Exercise task: Reproduce each line of the records below verbatim, in the same order and with no changes.

Data supplied:
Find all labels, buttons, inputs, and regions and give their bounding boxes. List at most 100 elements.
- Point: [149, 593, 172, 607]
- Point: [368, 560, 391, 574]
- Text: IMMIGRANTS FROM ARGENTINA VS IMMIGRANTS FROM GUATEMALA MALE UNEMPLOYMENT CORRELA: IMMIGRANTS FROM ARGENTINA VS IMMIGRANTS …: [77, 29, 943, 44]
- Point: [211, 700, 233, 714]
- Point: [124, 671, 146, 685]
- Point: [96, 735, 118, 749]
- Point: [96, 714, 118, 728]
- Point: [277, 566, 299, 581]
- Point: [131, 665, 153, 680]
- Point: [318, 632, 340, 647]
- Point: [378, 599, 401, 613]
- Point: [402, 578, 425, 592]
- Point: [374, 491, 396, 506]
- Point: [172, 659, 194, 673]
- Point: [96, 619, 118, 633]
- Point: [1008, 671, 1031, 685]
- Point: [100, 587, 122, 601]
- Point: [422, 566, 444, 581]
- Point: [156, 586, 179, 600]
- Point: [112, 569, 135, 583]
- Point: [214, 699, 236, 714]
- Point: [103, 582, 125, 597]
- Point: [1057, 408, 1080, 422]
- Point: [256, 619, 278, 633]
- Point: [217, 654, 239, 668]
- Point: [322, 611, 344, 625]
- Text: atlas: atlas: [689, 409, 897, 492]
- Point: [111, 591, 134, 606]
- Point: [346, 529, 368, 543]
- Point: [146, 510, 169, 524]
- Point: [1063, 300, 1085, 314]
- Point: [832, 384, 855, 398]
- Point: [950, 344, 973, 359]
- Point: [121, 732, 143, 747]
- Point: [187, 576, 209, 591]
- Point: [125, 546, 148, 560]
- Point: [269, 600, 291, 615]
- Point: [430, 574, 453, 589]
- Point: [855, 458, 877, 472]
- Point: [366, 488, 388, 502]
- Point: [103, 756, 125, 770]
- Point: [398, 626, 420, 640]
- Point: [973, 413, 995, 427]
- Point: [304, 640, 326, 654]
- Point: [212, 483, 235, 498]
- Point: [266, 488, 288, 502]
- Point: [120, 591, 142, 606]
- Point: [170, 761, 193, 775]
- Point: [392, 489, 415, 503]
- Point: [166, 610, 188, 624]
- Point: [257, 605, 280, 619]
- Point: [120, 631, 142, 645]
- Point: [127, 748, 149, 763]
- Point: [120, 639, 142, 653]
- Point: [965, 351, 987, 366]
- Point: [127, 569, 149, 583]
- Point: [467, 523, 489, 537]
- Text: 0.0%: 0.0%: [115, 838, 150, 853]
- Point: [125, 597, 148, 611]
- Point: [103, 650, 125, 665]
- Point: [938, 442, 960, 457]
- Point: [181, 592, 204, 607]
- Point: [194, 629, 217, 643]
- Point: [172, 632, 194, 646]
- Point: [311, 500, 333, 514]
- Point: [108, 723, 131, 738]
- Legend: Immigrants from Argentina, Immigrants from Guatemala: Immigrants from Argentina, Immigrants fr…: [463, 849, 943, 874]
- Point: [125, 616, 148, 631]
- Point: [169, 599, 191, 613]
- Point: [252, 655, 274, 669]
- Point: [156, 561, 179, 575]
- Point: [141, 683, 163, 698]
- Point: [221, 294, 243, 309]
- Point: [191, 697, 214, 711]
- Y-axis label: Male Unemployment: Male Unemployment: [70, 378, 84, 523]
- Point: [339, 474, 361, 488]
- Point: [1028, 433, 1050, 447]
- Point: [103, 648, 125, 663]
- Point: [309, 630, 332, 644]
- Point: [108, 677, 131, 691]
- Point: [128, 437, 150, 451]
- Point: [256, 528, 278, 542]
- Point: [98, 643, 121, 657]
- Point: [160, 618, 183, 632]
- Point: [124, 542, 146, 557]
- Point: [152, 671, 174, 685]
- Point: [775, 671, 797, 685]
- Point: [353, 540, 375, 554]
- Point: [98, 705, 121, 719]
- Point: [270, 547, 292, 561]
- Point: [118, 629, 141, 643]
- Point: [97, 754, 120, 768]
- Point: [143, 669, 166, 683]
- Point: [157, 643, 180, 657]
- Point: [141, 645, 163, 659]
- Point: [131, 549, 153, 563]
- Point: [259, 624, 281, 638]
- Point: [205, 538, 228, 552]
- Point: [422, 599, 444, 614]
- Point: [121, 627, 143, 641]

Worked solution:
Find all labels, buttons, inputs, and regions and give their bounding boxes. List at most 100 elements.
- Point: [149, 593, 172, 607]
- Point: [368, 560, 391, 574]
- Text: IMMIGRANTS FROM ARGENTINA VS IMMIGRANTS FROM GUATEMALA MALE UNEMPLOYMENT CORRELA: IMMIGRANTS FROM ARGENTINA VS IMMIGRANTS …: [77, 29, 943, 44]
- Point: [211, 700, 233, 714]
- Point: [124, 671, 146, 685]
- Point: [96, 735, 118, 749]
- Point: [96, 714, 118, 728]
- Point: [277, 566, 299, 581]
- Point: [131, 665, 153, 680]
- Point: [318, 632, 340, 647]
- Point: [378, 599, 401, 613]
- Point: [402, 578, 425, 592]
- Point: [374, 491, 396, 506]
- Point: [172, 659, 194, 673]
- Point: [96, 619, 118, 633]
- Point: [1008, 671, 1031, 685]
- Point: [100, 587, 122, 601]
- Point: [422, 566, 444, 581]
- Point: [156, 586, 179, 600]
- Point: [112, 569, 135, 583]
- Point: [214, 699, 236, 714]
- Point: [103, 582, 125, 597]
- Point: [1057, 408, 1080, 422]
- Point: [256, 619, 278, 633]
- Point: [217, 654, 239, 668]
- Point: [322, 611, 344, 625]
- Text: atlas: atlas: [689, 409, 897, 492]
- Point: [111, 591, 134, 606]
- Point: [346, 529, 368, 543]
- Point: [146, 510, 169, 524]
- Point: [1063, 300, 1085, 314]
- Point: [832, 384, 855, 398]
- Point: [950, 344, 973, 359]
- Point: [121, 732, 143, 747]
- Point: [187, 576, 209, 591]
- Point: [125, 546, 148, 560]
- Point: [269, 600, 291, 615]
- Point: [430, 574, 453, 589]
- Point: [855, 458, 877, 472]
- Point: [366, 488, 388, 502]
- Point: [103, 756, 125, 770]
- Point: [398, 626, 420, 640]
- Point: [973, 413, 995, 427]
- Point: [304, 640, 326, 654]
- Point: [212, 483, 235, 498]
- Point: [266, 488, 288, 502]
- Point: [120, 591, 142, 606]
- Point: [170, 761, 193, 775]
- Point: [392, 489, 415, 503]
- Point: [166, 610, 188, 624]
- Point: [257, 605, 280, 619]
- Point: [120, 631, 142, 645]
- Point: [127, 748, 149, 763]
- Point: [120, 639, 142, 653]
- Point: [965, 351, 987, 366]
- Point: [127, 569, 149, 583]
- Point: [467, 523, 489, 537]
- Text: 0.0%: 0.0%: [115, 838, 150, 853]
- Point: [125, 597, 148, 611]
- Point: [103, 650, 125, 665]
- Point: [938, 442, 960, 457]
- Point: [181, 592, 204, 607]
- Point: [194, 629, 217, 643]
- Point: [172, 632, 194, 646]
- Point: [311, 500, 333, 514]
- Point: [108, 723, 131, 738]
- Legend: Immigrants from Argentina, Immigrants from Guatemala: Immigrants from Argentina, Immigrants fr…: [463, 849, 943, 874]
- Point: [125, 616, 148, 631]
- Point: [169, 599, 191, 613]
- Point: [252, 655, 274, 669]
- Point: [156, 561, 179, 575]
- Point: [141, 683, 163, 698]
- Point: [221, 294, 243, 309]
- Point: [191, 697, 214, 711]
- Y-axis label: Male Unemployment: Male Unemployment: [70, 378, 84, 523]
- Point: [339, 474, 361, 488]
- Point: [1028, 433, 1050, 447]
- Point: [103, 648, 125, 663]
- Point: [309, 630, 332, 644]
- Point: [108, 677, 131, 691]
- Point: [128, 437, 150, 451]
- Point: [256, 528, 278, 542]
- Point: [98, 643, 121, 657]
- Point: [160, 618, 183, 632]
- Point: [124, 542, 146, 557]
- Point: [152, 671, 174, 685]
- Point: [775, 671, 797, 685]
- Point: [353, 540, 375, 554]
- Point: [98, 705, 121, 719]
- Point: [270, 547, 292, 561]
- Point: [118, 629, 141, 643]
- Point: [97, 754, 120, 768]
- Point: [143, 669, 166, 683]
- Point: [157, 643, 180, 657]
- Point: [141, 645, 163, 659]
- Point: [131, 549, 153, 563]
- Point: [259, 624, 281, 638]
- Point: [205, 538, 228, 552]
- Point: [422, 599, 444, 614]
- Point: [121, 627, 143, 641]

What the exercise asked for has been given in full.